▶ WHAT IS REQUIRED
How many lines of these entries hold the string "tylnego"? Answer with the number alone.

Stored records
———
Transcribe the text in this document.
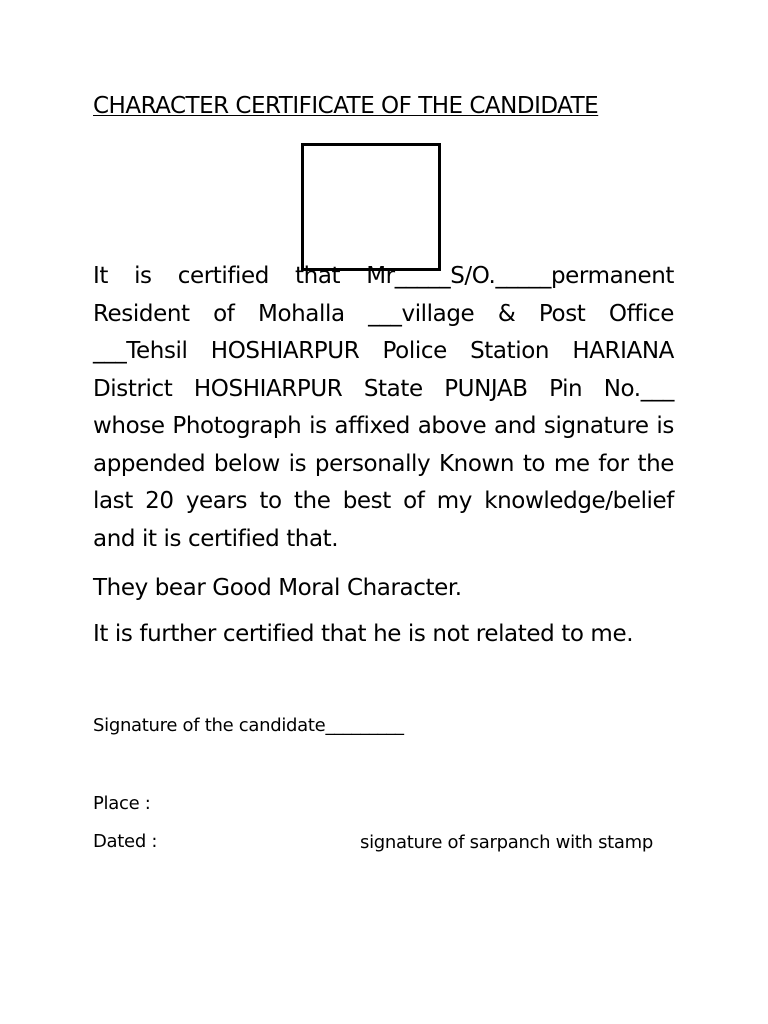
CHARACTER CERTIFICATE OF THE CANDIDATE

It is certified that Mr_____S/O._____permanent Resident of Mohalla ___village & Post Office ___Tehsil HOSHIARPUR Police Station HARIANA District HOSHIARPUR State PUNJAB Pin No.___ whose Photograph is affixed above and signature is appended below is personally Known to me for the last 20 years to the best of my knowledge/belief and it is certified that.

They bear Good Moral Character.
It is further certified that he is not related to me.
Signature of the candidate_________
Place :
Dated :	signature of sarpanch with stamp
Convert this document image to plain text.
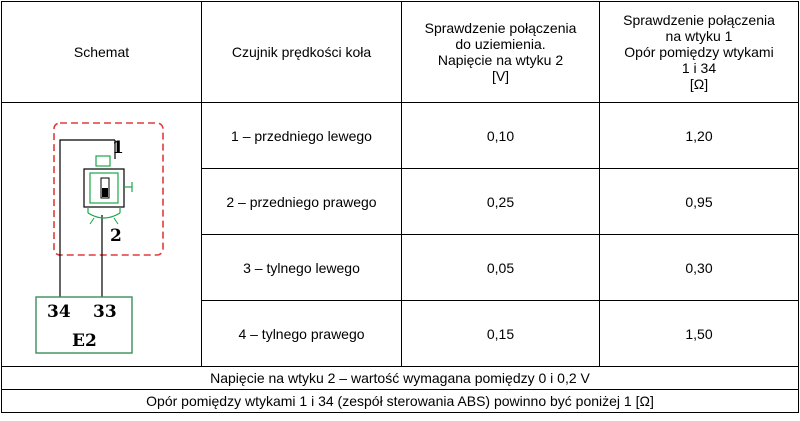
Schemat	Czujnik prędkości koła	Sprawdzenie połączenia
do uziemienia.
Napięcie na wtyku 2
[V]	Sprawdzenie połączenia
na wtyku 1
Opór pomiędzy wtykami
1 i 34
[Ω]

1
2
34 33
E2	1 – przedniego lewego	0,10	1,20
	2 – przedniego prawego	0,25	0,95
	3 – tylnego lewego	0,05	0,30
	4 – tylnego prawego	0,15	1,50
Napięcie na wtyku 2 – wartość wymagana pomiędzy 0 i 0,2 V			
Opór pomiędzy wtykami 1 i 34 (zespół sterowania ABS) powinno być poniżej 1 [Ω]			
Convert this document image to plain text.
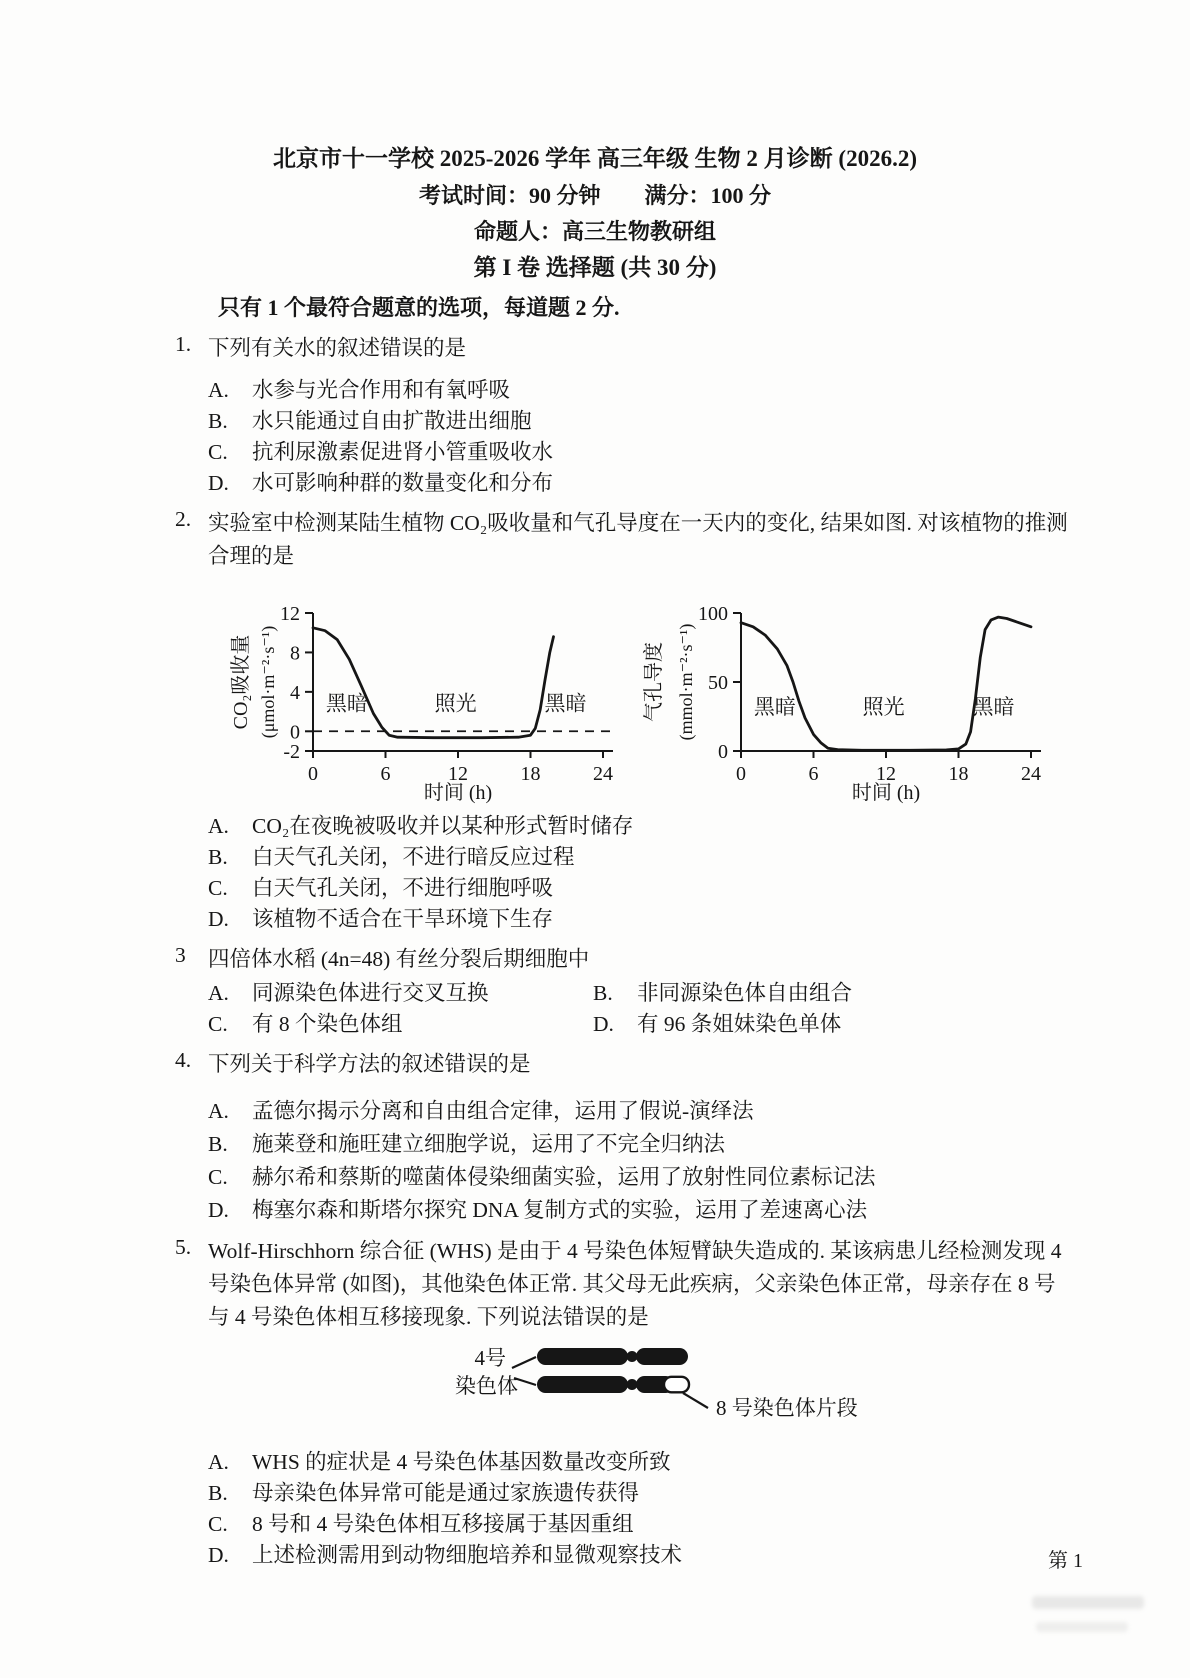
北京市十一学校 2025-2026 学年 高三年级 生物 2 月诊断 (2026.2)
考试时间：90 分钟　　满分：100 分
命题人：高三生物教研组
第 I 卷 选择题 (共 30 分)
只有 1 个最符合题意的选项，每道题 2 分.
1. 下列有关水的叙述错误的是
A.	水参与光合作用和有氧呼吸
B.	水只能通过自由扩散进出细胞
C.	抗利尿激素促进肾小管重吸收水
D.	水可影响种群的数量变化和分布
2. 实验室中检测某陆生植物 CO₂吸收量和气孔导度在一天内的变化, 结果如图. 对该植物的推测
合理的是
0	6	12	18	24
-2
0
4
8
12
黑暗	照光	黑暗
时间 (h)
CO₂吸收量 (μmol·m⁻²·s⁻¹)
0	6	12	18	24
0
50
100
黑暗	照光	黑暗
时间 (h)
气孔导度 (mmol·m⁻²·s⁻¹)
A.	CO₂在夜晚被吸收并以某种形式暂时储存
B.	白天气孔关闭，不进行暗反应过程
C.	白天气孔关闭，不进行细胞呼吸
D.	该植物不适合在干旱环境下生存
3	四倍体水稻 (4n=48) 有丝分裂后期细胞中
A.	同源染色体进行交叉互换	B.	非同源染色体自由组合
C.	有 8 个染色体组	D.	有 96 条姐妹染色单体
4. 下列关于科学方法的叙述错误的是
A.	孟德尔揭示分离和自由组合定律，运用了假说-演绎法
B.	施莱登和施旺建立细胞学说，运用了不完全归纳法
C.	赫尔希和蔡斯的噬菌体侵染细菌实验，运用了放射性同位素标记法
D.	梅塞尔森和斯塔尔探究 DNA 复制方式的实验，运用了差速离心法
5. Wolf-Hirschhorn 综合征 (WHS) 是由于 4 号染色体短臂缺失造成的. 某该病患儿经检测发现 4
号染色体异常 (如图)，其他染色体正常. 其父母无此疾病，父亲染色体正常，母亲存在 8 号
与 4 号染色体相互移接现象. 下列说法错误的是
4号
染色体
8 号染色体片段
A.	WHS 的症状是 4 号染色体基因数量改变所致
B.	母亲染色体异常可能是通过家族遗传获得
C.	8 号和 4 号染色体相互移接属于基因重组
D.	上述检测需用到动物细胞培养和显微观察技术	第 1
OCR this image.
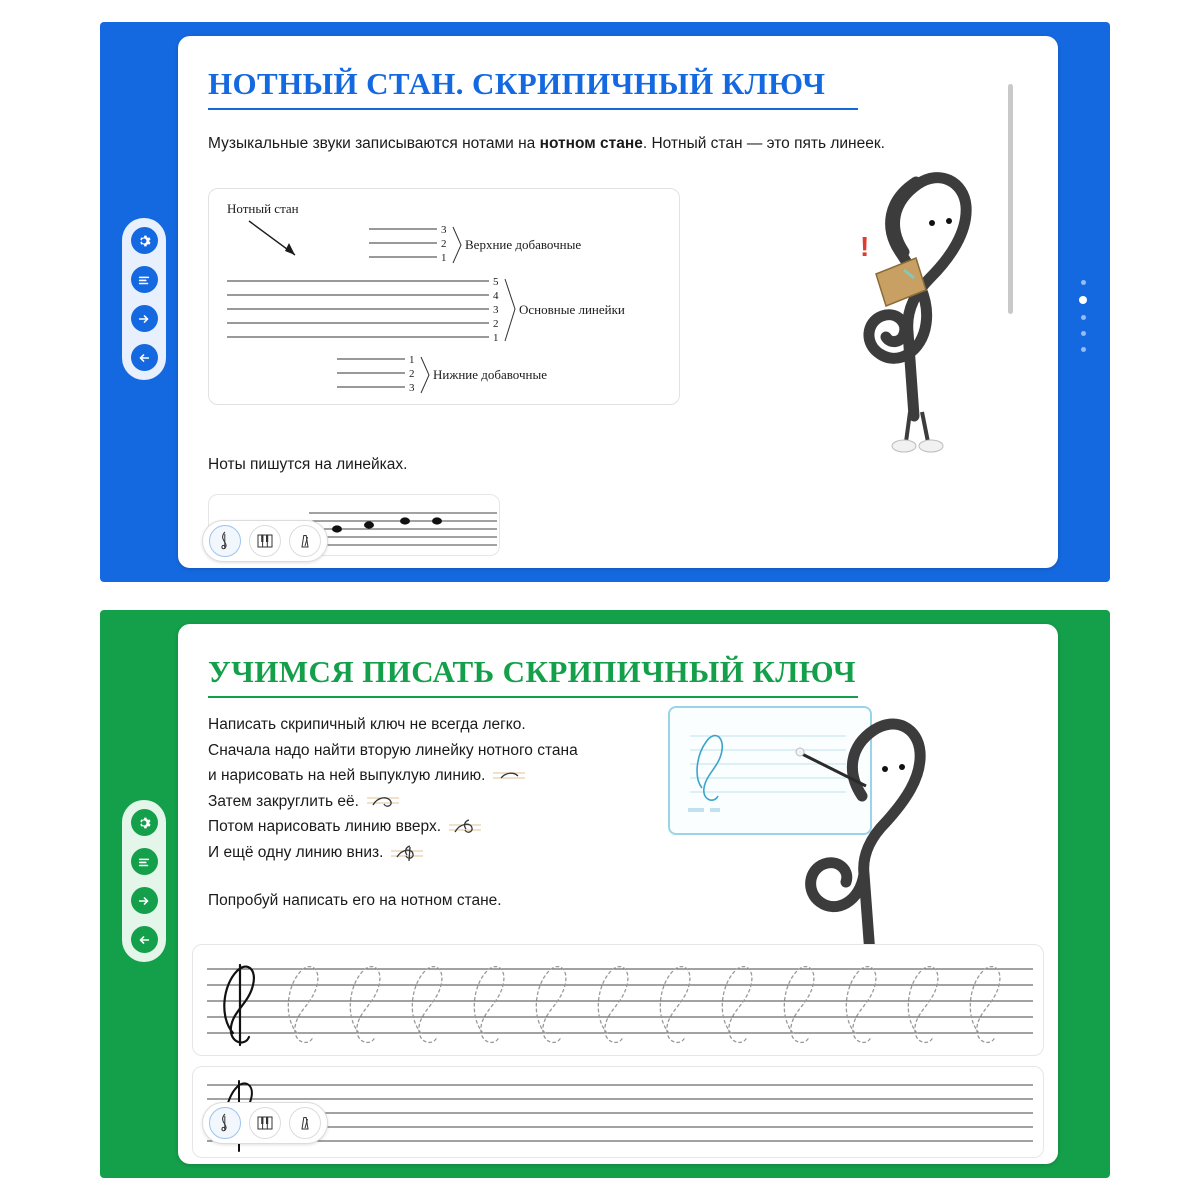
НОТНЫЙ СТАН. СКРИПИЧНЫЙ КЛЮЧ
Музыкальные звуки записываются нотами на нотном стане. Нотный стан — это пять линеек.
Нотный стан
3
2
1
Верхние добавочные
5
4
3
2
1
Основные линейки
1
2
3
Нижние добавочные
Ноты пишутся на линейках.
!
УЧИМСЯ ПИСАТЬ СКРИПИЧНЫЙ КЛЮЧ
Написать скрипичный ключ не всегда легко.
Сначала надо найти вторую линейку нотного стана
и нарисовать на ней выпуклую линию.
Затем закруглить её.
Потом нарисовать линию вверх.
И ещё одну линию вниз.
Попробуй написать его на нотном стане.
———
▶ THE REPLY
2